◆ **Written problem**:
Return each line of the listing below, unchanged, and omit the images.

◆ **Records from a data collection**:
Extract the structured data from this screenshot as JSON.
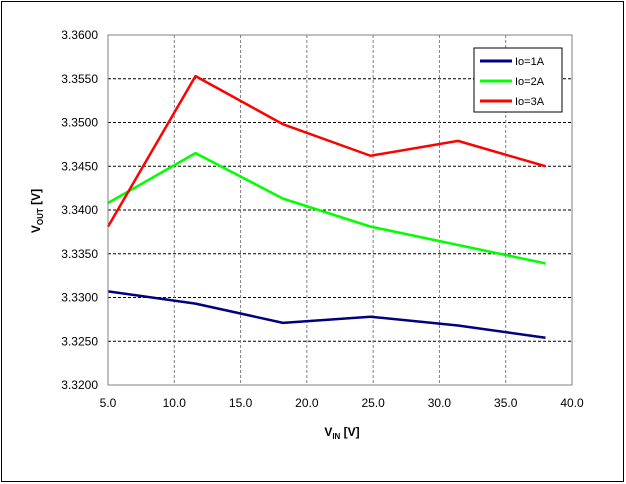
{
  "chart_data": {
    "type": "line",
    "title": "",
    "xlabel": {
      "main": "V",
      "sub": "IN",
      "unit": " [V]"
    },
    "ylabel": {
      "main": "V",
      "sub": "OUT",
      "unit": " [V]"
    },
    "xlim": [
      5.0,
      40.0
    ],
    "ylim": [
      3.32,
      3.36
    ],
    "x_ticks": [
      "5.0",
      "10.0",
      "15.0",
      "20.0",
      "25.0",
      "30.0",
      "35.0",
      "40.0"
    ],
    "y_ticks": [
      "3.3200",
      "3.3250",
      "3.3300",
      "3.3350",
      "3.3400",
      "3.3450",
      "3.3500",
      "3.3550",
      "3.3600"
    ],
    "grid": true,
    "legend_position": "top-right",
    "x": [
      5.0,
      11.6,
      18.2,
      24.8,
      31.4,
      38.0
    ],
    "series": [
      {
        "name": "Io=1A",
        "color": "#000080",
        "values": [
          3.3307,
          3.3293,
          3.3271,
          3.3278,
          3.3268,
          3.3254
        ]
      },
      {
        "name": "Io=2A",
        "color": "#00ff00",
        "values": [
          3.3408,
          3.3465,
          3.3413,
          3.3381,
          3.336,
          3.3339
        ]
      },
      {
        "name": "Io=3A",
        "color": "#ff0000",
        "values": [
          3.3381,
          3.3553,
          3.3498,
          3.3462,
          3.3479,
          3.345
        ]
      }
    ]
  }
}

◆ **Result for this task**:
Extract the structured data from this screenshot as JSON.
{
  "chart_data": {
    "type": "line",
    "title": "",
    "xlabel": {
      "main": "V",
      "sub": "IN",
      "unit": " [V]"
    },
    "ylabel": {
      "main": "V",
      "sub": "OUT",
      "unit": " [V]"
    },
    "xlim": [
      5.0,
      40.0
    ],
    "ylim": [
      3.32,
      3.36
    ],
    "x_ticks": [
      "5.0",
      "10.0",
      "15.0",
      "20.0",
      "25.0",
      "30.0",
      "35.0",
      "40.0"
    ],
    "y_ticks": [
      "3.3200",
      "3.3250",
      "3.3300",
      "3.3350",
      "3.3400",
      "3.3450",
      "3.3500",
      "3.3550",
      "3.3600"
    ],
    "grid": true,
    "legend_position": "top-right",
    "x": [
      5.0,
      11.6,
      18.2,
      24.8,
      31.4,
      38.0
    ],
    "series": [
      {
        "name": "Io=1A",
        "color": "#000080",
        "values": [
          3.3307,
          3.3293,
          3.3271,
          3.3278,
          3.3268,
          3.3254
        ]
      },
      {
        "name": "Io=2A",
        "color": "#00ff00",
        "values": [
          3.3408,
          3.3465,
          3.3413,
          3.3381,
          3.336,
          3.3339
        ]
      },
      {
        "name": "Io=3A",
        "color": "#ff0000",
        "values": [
          3.3381,
          3.3553,
          3.3498,
          3.3462,
          3.3479,
          3.345
        ]
      }
    ]
  }
}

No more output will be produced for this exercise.